• [GIVEN PROBLEM] Wherever the string "goodbeat" appears in a line, extract that line.

** start of TASK MATERIAL **

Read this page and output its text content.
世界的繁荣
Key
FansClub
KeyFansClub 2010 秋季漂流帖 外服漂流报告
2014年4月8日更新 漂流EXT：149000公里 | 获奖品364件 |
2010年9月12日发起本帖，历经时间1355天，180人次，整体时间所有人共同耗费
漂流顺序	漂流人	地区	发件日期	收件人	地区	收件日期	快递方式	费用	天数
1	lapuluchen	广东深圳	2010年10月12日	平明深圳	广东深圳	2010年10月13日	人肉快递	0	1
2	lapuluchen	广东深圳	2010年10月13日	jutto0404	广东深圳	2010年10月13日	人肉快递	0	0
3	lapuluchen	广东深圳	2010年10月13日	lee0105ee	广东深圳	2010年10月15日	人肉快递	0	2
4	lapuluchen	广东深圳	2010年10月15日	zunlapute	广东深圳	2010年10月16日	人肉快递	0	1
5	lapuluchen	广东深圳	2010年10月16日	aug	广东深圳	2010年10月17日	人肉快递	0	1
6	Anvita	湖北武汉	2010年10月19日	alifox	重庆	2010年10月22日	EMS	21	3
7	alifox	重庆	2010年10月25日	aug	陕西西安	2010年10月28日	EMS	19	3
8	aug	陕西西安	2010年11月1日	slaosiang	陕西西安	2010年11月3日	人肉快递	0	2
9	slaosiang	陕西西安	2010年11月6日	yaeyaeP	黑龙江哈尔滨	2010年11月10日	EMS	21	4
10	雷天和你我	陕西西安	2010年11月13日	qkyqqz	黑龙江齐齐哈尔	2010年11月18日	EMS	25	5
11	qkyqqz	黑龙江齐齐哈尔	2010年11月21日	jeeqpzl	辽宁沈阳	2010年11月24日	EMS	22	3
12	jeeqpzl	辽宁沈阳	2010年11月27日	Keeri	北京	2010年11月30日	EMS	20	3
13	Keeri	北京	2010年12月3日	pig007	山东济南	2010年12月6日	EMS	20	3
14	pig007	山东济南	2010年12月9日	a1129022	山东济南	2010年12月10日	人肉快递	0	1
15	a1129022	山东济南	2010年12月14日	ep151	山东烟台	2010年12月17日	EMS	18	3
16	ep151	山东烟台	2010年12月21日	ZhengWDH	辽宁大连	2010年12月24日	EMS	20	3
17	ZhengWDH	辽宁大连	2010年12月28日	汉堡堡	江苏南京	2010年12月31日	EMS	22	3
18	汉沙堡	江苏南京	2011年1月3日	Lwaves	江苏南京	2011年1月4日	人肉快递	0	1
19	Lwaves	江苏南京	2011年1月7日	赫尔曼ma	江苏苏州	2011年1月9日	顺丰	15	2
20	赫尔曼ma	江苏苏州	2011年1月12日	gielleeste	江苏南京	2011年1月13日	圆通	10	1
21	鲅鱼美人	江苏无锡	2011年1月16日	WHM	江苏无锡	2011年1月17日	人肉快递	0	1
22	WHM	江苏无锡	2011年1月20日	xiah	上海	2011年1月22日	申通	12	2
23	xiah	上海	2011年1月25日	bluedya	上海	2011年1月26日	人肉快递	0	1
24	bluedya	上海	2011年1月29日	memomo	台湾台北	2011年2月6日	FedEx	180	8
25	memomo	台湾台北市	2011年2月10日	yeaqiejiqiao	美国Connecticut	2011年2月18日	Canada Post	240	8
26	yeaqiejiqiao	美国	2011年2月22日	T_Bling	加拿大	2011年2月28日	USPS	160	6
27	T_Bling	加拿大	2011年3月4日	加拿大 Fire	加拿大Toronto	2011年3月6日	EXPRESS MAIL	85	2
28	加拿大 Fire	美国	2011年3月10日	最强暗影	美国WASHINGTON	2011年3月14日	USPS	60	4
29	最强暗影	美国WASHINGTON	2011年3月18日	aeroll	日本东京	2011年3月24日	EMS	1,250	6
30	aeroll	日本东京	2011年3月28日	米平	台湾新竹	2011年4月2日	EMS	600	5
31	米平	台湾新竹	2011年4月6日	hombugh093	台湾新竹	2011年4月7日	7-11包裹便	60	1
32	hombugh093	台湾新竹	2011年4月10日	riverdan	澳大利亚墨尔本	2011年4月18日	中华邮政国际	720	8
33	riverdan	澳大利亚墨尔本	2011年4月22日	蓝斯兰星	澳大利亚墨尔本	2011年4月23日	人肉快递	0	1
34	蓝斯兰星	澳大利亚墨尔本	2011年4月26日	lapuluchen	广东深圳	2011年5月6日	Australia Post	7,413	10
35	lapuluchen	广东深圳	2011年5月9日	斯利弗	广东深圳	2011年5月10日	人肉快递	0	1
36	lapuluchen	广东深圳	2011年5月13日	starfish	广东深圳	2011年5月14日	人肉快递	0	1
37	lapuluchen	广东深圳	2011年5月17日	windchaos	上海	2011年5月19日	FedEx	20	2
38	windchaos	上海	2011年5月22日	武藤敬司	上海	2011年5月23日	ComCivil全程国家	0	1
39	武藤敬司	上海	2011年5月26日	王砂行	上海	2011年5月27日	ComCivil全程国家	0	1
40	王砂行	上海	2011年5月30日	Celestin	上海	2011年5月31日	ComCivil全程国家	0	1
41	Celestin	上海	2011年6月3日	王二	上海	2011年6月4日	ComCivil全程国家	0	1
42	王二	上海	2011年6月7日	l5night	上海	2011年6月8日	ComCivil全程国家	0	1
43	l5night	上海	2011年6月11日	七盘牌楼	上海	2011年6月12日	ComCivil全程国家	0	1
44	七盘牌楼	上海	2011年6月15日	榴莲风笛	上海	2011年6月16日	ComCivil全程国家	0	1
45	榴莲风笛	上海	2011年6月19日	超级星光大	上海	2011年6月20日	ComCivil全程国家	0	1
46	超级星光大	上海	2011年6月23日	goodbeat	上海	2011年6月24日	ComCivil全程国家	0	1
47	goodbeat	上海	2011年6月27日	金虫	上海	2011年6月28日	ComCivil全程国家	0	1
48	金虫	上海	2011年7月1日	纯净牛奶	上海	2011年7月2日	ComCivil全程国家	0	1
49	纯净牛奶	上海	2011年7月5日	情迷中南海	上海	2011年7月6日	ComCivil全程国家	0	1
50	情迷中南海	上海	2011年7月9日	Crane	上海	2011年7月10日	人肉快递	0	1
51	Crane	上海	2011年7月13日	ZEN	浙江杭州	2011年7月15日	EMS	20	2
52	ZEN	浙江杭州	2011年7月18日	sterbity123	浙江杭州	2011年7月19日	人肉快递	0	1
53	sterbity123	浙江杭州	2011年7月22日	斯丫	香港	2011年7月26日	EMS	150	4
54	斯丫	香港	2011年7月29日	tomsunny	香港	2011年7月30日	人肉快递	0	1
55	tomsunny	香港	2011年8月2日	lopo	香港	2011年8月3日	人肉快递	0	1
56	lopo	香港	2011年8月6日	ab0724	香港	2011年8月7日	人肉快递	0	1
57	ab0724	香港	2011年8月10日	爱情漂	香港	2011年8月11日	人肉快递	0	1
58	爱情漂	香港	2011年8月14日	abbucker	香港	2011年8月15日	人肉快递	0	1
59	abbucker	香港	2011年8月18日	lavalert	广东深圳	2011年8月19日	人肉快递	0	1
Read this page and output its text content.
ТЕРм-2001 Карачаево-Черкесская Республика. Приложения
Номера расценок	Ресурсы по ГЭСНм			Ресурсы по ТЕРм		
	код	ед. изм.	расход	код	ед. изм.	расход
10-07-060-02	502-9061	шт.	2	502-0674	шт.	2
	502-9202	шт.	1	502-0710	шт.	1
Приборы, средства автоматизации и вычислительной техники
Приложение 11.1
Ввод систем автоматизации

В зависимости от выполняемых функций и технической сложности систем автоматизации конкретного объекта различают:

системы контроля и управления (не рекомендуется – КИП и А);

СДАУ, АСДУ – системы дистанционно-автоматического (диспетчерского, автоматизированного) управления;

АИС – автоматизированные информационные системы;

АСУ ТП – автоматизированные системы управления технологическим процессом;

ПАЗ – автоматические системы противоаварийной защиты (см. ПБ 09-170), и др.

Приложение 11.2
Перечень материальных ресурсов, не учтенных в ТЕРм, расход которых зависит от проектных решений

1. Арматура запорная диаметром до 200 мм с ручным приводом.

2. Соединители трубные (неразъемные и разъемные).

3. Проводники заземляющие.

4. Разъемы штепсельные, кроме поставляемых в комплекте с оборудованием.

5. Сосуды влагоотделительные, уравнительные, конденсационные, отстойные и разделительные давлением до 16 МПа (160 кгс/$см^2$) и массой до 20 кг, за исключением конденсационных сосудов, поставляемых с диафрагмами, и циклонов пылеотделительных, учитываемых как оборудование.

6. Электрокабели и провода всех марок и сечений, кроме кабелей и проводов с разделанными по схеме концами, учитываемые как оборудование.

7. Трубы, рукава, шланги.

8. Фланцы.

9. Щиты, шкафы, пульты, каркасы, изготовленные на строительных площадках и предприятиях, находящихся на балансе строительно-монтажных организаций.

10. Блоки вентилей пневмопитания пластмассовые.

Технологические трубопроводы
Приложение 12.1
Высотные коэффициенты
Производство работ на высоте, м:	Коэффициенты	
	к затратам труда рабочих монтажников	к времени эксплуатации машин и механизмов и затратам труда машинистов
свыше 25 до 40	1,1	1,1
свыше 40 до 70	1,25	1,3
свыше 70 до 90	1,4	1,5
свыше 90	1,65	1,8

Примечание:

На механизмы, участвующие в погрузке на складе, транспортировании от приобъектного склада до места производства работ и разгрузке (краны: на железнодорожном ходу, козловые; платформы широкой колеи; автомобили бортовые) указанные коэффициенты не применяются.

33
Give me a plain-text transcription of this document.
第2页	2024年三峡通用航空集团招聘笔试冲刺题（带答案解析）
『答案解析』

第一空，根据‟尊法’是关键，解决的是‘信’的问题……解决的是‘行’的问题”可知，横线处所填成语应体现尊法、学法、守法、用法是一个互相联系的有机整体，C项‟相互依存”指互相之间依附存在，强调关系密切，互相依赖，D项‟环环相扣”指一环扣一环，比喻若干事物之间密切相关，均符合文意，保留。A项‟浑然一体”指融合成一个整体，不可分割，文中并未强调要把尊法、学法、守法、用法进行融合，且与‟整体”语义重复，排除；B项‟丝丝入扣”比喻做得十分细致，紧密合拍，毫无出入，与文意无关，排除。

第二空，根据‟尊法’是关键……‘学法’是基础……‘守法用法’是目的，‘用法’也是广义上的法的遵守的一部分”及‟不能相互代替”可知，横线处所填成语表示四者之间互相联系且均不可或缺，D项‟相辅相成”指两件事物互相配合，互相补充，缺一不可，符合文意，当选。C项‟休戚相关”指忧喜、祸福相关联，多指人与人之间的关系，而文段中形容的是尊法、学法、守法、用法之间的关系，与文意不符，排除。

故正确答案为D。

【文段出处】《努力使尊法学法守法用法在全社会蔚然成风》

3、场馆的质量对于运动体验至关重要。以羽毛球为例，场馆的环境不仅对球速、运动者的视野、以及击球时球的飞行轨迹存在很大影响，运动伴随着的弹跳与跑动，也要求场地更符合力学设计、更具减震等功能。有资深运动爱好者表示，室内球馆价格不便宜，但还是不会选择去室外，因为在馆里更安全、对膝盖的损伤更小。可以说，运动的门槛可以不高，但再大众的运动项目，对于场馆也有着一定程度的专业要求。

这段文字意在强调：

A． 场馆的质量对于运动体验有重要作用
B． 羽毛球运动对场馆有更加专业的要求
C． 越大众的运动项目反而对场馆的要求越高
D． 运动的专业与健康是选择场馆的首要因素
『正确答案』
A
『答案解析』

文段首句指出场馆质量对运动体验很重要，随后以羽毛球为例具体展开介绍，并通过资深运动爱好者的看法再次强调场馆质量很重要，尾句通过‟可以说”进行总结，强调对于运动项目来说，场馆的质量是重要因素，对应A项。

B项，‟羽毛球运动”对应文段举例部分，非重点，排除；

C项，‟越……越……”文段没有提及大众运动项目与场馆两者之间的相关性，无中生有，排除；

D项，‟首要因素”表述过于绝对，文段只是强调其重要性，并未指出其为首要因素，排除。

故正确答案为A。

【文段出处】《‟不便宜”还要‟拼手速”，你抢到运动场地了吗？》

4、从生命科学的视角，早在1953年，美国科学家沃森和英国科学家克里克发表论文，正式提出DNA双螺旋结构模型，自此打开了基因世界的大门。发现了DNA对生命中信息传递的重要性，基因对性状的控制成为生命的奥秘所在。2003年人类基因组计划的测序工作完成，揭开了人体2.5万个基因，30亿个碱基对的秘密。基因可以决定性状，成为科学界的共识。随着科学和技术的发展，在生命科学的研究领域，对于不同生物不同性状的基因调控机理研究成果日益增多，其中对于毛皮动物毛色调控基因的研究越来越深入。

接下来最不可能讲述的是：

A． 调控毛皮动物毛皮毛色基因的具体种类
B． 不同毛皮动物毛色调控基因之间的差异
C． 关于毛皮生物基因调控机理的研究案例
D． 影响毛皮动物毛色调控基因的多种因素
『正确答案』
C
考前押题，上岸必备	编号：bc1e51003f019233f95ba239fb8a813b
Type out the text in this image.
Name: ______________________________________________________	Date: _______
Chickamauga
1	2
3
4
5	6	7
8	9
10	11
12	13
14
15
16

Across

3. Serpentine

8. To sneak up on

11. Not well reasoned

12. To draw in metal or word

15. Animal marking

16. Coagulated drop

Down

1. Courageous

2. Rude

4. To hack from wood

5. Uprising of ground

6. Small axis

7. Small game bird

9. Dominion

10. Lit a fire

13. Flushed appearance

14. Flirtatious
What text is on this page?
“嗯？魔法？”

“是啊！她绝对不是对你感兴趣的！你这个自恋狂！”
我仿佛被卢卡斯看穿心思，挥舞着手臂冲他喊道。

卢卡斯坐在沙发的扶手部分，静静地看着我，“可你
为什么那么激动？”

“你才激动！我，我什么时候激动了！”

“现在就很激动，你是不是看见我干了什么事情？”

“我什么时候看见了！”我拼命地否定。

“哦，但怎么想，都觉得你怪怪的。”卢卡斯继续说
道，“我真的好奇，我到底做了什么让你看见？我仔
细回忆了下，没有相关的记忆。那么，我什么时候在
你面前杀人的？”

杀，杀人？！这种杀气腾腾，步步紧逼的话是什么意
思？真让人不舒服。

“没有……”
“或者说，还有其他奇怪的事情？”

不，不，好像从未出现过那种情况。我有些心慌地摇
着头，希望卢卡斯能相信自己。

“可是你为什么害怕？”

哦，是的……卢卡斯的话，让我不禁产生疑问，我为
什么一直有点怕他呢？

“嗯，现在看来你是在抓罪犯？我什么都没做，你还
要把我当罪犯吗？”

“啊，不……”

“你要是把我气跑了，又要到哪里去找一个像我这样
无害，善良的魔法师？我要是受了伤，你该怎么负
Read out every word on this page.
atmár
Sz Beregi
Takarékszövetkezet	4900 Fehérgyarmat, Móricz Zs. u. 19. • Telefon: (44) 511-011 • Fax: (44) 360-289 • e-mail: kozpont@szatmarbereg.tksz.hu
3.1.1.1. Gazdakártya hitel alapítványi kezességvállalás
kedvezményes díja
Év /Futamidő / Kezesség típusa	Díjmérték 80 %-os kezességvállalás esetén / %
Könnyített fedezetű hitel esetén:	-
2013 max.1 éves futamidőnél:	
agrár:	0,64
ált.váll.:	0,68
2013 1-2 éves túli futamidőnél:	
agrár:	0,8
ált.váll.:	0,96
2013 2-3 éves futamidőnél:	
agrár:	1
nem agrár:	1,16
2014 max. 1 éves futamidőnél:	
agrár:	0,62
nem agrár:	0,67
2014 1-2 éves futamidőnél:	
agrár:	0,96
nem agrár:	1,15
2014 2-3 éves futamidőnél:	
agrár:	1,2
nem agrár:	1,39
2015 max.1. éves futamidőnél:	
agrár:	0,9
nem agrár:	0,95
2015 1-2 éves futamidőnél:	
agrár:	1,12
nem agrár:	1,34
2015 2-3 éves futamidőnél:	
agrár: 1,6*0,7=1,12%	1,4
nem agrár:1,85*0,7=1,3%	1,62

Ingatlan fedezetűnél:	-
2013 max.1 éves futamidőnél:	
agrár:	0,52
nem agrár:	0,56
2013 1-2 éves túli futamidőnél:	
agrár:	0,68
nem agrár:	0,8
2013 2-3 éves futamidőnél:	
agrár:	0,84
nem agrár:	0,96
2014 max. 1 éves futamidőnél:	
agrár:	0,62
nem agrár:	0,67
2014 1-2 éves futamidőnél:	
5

** end of TASK MATERIAL **

• [WORKED ANSWER]
46	超级星光大	上海	2011年6月23日	goodbeat	上海	2011年6月24日	ComCivil全程国家	0	1
47	goodbeat	上海	2011年6月27日	金虫	上海	2011年6月28日	ComCivil全程国家	0	1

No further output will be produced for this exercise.